# Given entries:
***

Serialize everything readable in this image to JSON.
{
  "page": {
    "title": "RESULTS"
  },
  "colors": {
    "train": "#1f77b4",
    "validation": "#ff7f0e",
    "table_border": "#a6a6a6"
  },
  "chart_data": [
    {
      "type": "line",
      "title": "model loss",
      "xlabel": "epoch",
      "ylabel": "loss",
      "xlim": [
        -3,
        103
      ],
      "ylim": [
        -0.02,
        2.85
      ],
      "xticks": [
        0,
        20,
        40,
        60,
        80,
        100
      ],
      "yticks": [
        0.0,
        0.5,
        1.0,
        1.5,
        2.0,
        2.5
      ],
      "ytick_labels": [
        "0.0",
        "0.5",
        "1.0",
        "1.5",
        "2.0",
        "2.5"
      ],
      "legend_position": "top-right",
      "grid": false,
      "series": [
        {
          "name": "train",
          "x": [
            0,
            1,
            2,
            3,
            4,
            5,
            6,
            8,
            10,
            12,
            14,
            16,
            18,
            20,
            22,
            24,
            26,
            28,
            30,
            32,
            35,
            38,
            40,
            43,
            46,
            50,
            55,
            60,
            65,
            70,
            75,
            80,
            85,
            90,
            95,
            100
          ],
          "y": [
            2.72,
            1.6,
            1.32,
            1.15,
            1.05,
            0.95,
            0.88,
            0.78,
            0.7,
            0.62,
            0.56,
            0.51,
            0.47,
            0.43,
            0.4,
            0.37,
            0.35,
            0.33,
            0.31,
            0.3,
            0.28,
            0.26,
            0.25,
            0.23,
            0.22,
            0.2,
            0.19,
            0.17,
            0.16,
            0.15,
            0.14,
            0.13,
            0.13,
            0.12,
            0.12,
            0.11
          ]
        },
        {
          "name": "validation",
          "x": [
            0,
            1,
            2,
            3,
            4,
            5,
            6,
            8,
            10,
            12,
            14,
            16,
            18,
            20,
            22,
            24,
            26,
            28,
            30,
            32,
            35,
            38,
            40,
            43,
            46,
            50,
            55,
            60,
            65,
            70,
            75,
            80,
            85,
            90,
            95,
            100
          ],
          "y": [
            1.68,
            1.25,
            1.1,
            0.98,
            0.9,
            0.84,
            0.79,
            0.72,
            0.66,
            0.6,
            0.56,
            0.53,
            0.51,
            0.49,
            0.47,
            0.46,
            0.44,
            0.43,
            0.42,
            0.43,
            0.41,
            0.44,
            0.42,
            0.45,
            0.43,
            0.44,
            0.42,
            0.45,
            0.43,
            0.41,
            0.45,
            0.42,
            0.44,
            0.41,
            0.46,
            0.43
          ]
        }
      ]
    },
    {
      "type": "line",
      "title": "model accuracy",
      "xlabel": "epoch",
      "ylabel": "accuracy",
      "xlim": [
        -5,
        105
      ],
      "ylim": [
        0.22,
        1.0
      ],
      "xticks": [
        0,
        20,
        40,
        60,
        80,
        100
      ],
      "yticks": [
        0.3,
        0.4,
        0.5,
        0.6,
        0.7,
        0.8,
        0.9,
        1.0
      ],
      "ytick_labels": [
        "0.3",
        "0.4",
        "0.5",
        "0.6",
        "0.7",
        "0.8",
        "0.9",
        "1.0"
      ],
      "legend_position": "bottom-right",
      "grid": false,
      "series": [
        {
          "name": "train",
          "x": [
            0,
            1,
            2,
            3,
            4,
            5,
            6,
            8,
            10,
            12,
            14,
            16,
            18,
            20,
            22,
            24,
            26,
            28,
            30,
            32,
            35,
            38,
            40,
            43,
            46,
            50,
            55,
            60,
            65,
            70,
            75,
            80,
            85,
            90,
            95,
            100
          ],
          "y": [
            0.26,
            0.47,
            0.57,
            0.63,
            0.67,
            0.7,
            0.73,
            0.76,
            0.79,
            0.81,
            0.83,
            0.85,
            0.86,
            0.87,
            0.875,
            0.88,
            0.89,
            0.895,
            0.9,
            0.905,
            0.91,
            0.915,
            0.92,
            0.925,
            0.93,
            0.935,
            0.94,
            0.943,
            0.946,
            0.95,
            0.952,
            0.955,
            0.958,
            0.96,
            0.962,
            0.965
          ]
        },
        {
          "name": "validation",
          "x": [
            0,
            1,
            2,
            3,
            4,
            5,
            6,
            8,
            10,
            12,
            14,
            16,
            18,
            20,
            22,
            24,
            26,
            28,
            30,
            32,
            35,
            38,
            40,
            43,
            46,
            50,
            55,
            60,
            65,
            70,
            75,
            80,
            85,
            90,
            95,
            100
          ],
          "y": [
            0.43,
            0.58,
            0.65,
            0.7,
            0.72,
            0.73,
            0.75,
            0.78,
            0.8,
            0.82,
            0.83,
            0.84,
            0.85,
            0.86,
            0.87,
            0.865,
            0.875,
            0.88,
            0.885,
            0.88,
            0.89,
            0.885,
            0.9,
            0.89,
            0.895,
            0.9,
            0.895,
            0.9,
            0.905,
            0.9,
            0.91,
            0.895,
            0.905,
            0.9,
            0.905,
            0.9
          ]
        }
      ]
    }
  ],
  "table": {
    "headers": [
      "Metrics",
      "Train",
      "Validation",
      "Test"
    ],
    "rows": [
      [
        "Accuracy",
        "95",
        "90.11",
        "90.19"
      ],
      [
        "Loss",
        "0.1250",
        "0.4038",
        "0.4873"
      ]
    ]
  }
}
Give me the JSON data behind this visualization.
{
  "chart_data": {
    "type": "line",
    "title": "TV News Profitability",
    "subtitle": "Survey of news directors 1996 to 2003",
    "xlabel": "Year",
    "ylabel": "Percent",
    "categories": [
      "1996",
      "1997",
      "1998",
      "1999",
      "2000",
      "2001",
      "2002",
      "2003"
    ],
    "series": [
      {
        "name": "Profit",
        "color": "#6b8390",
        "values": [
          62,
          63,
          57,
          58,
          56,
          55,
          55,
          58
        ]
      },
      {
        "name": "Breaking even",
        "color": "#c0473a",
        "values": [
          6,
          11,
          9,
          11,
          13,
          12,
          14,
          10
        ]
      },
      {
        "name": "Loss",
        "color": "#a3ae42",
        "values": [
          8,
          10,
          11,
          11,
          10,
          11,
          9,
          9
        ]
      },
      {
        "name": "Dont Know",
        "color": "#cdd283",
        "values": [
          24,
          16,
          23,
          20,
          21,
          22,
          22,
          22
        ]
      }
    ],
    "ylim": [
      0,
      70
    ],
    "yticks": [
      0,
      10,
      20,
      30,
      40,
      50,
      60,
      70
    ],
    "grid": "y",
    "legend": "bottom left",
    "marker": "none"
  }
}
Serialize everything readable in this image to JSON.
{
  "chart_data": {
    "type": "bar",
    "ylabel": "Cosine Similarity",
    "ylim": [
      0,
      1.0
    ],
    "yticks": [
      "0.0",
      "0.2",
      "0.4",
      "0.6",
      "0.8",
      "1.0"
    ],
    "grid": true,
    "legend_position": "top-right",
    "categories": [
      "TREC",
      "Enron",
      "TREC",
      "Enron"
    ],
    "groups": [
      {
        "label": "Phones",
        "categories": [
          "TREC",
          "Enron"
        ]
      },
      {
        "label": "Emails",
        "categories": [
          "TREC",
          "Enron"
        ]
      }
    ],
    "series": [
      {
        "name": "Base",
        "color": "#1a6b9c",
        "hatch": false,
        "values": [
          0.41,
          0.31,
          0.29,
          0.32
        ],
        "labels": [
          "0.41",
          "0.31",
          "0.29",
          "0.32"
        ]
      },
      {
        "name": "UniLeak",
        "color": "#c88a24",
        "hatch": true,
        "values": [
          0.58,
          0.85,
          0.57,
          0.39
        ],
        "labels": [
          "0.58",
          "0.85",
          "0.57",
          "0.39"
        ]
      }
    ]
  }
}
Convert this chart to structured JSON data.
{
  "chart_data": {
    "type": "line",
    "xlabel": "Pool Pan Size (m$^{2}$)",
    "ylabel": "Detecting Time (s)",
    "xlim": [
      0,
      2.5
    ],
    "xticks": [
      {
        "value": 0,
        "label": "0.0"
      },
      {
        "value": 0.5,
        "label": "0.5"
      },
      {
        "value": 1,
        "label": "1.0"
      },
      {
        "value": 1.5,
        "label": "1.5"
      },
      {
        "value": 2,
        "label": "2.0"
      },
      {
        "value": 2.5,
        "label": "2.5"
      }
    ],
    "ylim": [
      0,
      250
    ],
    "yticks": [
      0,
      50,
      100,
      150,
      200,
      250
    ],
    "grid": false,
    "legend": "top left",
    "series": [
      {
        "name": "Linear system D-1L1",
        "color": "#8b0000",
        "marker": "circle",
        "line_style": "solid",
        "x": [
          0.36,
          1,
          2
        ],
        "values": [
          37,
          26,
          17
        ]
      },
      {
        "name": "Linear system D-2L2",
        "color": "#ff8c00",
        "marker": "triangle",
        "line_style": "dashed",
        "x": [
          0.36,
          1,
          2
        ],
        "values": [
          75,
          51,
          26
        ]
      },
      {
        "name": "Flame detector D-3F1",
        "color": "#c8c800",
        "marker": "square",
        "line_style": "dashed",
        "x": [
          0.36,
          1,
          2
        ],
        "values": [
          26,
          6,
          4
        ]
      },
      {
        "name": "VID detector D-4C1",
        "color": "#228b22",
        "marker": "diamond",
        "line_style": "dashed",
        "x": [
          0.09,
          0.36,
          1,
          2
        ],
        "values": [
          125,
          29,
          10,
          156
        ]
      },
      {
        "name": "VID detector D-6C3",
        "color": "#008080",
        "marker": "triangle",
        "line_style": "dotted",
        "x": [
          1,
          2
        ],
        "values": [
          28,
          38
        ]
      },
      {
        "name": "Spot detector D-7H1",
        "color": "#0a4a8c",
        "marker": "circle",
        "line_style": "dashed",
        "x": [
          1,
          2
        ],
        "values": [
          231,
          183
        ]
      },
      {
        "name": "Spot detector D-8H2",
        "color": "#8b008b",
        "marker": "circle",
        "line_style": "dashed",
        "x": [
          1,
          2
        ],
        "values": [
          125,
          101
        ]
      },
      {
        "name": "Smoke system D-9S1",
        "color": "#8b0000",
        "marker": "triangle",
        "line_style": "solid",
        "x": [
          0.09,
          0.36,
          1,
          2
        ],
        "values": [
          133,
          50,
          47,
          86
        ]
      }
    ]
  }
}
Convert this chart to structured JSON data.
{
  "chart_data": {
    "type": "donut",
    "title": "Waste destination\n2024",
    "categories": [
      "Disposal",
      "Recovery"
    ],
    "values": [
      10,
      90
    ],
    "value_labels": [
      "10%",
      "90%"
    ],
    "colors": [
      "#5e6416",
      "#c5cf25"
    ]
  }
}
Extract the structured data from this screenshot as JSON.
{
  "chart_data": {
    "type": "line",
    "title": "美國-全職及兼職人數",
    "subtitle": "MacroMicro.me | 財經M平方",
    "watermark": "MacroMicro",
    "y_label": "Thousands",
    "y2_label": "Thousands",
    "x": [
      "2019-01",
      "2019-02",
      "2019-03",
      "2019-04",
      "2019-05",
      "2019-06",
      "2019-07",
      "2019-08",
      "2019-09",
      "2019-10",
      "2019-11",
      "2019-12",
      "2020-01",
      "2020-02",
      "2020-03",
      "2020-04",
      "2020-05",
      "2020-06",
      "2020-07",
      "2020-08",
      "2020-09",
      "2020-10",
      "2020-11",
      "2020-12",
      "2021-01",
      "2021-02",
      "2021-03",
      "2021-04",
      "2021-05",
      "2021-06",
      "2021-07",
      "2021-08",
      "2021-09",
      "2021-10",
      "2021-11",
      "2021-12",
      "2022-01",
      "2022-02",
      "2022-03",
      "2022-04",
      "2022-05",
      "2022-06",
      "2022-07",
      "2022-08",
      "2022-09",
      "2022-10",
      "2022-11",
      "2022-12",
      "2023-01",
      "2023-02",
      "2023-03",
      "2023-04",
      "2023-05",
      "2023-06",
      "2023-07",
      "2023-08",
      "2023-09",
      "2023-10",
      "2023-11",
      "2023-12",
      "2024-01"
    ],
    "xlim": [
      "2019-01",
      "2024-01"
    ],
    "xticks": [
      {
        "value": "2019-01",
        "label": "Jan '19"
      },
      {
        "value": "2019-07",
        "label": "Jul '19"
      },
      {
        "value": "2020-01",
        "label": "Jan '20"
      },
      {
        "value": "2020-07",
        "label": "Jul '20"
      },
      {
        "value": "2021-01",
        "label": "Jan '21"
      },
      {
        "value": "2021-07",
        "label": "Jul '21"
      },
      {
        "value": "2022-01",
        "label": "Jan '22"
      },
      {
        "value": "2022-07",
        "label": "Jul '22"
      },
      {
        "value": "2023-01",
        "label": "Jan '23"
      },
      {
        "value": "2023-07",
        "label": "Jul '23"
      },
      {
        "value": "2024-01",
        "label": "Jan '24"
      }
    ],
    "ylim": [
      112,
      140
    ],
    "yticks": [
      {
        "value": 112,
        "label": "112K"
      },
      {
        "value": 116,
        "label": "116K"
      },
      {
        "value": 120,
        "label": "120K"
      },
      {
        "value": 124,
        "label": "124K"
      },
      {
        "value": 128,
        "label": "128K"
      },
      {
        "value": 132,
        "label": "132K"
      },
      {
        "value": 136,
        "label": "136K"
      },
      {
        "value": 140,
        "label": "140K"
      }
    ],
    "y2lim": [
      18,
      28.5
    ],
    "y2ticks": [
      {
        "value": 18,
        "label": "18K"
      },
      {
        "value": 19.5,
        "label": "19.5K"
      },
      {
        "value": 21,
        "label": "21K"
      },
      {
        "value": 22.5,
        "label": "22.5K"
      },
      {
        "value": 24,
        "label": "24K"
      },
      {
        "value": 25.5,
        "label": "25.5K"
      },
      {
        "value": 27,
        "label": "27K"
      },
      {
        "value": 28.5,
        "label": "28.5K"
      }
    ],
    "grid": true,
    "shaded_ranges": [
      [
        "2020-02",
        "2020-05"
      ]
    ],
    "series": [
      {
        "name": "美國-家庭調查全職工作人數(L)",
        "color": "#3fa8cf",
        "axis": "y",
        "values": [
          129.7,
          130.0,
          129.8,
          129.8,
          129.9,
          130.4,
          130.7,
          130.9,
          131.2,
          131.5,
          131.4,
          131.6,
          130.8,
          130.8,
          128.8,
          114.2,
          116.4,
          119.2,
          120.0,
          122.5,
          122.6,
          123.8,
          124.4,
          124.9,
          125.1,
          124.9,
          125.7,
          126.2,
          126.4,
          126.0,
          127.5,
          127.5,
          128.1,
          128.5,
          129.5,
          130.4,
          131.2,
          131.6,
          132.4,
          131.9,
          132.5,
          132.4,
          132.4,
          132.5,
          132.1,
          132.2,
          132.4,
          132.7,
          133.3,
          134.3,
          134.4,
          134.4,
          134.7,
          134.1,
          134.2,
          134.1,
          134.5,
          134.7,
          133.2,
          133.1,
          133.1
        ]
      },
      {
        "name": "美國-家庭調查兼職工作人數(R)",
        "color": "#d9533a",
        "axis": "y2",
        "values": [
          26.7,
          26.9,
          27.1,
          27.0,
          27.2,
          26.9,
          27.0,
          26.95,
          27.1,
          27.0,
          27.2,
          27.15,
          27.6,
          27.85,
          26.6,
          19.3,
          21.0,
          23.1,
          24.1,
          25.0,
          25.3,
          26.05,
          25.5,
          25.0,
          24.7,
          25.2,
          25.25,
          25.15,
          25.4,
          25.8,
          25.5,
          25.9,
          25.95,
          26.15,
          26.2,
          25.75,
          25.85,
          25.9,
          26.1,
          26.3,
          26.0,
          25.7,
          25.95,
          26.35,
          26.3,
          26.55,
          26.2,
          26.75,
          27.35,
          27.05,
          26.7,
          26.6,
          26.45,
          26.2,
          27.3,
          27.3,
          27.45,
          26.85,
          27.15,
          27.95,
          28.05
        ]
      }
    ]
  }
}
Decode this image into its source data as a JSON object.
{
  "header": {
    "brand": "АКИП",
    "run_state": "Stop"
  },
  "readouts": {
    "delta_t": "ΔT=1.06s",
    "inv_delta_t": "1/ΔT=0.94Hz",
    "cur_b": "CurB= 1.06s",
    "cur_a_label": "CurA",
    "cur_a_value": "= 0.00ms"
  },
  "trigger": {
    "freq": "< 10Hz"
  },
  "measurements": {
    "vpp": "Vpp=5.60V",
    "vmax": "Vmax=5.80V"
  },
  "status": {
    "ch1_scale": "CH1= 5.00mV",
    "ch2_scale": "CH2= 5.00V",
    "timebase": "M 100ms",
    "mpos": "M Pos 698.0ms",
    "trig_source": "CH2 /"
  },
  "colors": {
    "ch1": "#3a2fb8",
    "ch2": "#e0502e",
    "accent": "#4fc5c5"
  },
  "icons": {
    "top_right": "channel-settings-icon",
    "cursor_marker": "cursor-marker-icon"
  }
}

***

# Short problem:
Return every line above that contains the word "subtitle".

# Answer to this problem:
    "subtitle": "Survey of news directors 1996 to 2003",
    "subtitle": "MacroMicro.me | 財經M平方",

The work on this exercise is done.